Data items
++++++++++
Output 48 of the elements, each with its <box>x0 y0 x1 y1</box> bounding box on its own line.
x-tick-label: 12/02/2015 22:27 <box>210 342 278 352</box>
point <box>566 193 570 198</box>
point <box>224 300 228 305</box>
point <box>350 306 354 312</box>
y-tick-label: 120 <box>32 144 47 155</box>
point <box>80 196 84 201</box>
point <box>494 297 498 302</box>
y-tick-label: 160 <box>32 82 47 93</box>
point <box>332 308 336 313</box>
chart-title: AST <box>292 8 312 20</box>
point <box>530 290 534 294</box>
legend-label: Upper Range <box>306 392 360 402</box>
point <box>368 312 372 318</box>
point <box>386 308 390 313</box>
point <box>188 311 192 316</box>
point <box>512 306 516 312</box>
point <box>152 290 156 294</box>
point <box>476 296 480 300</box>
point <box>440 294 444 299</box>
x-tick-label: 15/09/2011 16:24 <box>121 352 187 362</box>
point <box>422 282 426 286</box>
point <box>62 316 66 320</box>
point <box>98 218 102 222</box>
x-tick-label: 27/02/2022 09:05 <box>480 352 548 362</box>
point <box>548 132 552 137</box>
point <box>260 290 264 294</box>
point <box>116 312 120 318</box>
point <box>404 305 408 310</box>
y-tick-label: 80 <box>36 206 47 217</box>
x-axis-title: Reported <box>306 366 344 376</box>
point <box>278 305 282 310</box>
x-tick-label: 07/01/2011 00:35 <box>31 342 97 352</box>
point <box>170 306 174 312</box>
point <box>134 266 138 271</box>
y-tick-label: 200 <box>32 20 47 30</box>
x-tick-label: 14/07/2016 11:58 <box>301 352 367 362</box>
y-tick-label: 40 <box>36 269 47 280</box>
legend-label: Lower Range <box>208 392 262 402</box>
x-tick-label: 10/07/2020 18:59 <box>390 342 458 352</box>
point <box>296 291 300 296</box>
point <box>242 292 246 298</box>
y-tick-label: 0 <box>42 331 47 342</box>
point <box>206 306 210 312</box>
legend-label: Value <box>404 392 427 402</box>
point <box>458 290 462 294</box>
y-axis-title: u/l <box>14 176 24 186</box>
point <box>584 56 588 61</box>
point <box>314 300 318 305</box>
++++++++++
§ PROBLEM TO WORK ON
Rewrite the entire listing above as a Markdown table with the columns No. and Text. Put one line per row, numbered in order, and omit any blank lines.

§ FULL OUTPUT
| No. | Text |
|---|---|
| 1 | Output 48 of the elements, each with its <box>x0 y0 x1 y1</box> bounding box on its own line. |
| 2 | x-tick-label: 12/02/2015 22:27 <box>210 342 278 352</box> |
| 3 | point <box>566 193 570 198</box> |
| 4 | point <box>224 300 228 305</box> |
| 5 | point <box>350 306 354 312</box> |
| 6 | y-tick-label: 120 <box>32 144 47 155</box> |
| 7 | point <box>80 196 84 201</box> |
| 8 | point <box>494 297 498 302</box> |
| 9 | y-tick-label: 160 <box>32 82 47 93</box> |
| 10 | point <box>332 308 336 313</box> |
| 11 | chart-title: AST <box>292 8 312 20</box> |
| 12 | point <box>530 290 534 294</box> |
| 13 | legend-label: Upper Range <box>306 392 360 402</box> |
| 14 | point <box>368 312 372 318</box> |
| 15 | point <box>386 308 390 313</box> |
| 16 | point <box>188 311 192 316</box> |
| 17 | point <box>512 306 516 312</box> |
| 18 | point <box>152 290 156 294</box> |
| 19 | point <box>476 296 480 300</box> |
| 20 | point <box>440 294 444 299</box> |
| 21 | x-tick-label: 15/09/2011 16:24 <box>121 352 187 362</box> |
| 22 | point <box>422 282 426 286</box> |
| 23 | point <box>62 316 66 320</box> |
| 24 | point <box>98 218 102 222</box> |
| 25 | x-tick-label: 27/02/2022 09:05 <box>480 352 548 362</box> |
| 26 | point <box>548 132 552 137</box> |
| 27 | point <box>260 290 264 294</box> |
| 28 | point <box>116 312 120 318</box> |
| 29 | point <box>404 305 408 310</box> |
| 30 | y-tick-label: 80 <box>36 206 47 217</box> |
| 31 | x-axis-title: Reported <box>306 366 344 376</box> |
| 32 | point <box>278 305 282 310</box> |
| 33 | x-tick-label: 07/01/2011 00:35 <box>31 342 97 352</box> |
| 34 | point <box>170 306 174 312</box> |
| 35 | point <box>134 266 138 271</box> |
| 36 | y-tick-label: 200 <box>32 20 47 30</box> |
| 37 | x-tick-label: 14/07/2016 11:58 <box>301 352 367 362</box> |
| 38 | y-tick-label: 40 <box>36 269 47 280</box> |
| 39 | legend-label: Lower Range <box>208 392 262 402</box> |
| 40 | x-tick-label: 10/07/2020 18:59 <box>390 342 458 352</box> |
| 41 | point <box>296 291 300 296</box> |
| 42 | point <box>242 292 246 298</box> |
| 43 | y-tick-label: 0 <box>42 331 47 342</box> |
| 44 | point <box>206 306 210 312</box> |
| 45 | legend-label: Value <box>404 392 427 402</box> |
| 46 | point <box>458 290 462 294</box> |
| 47 | y-axis-title: u/l <box>14 176 24 186</box> |
| 48 | point <box>584 56 588 61</box> |
| 49 | point <box>314 300 318 305</box> |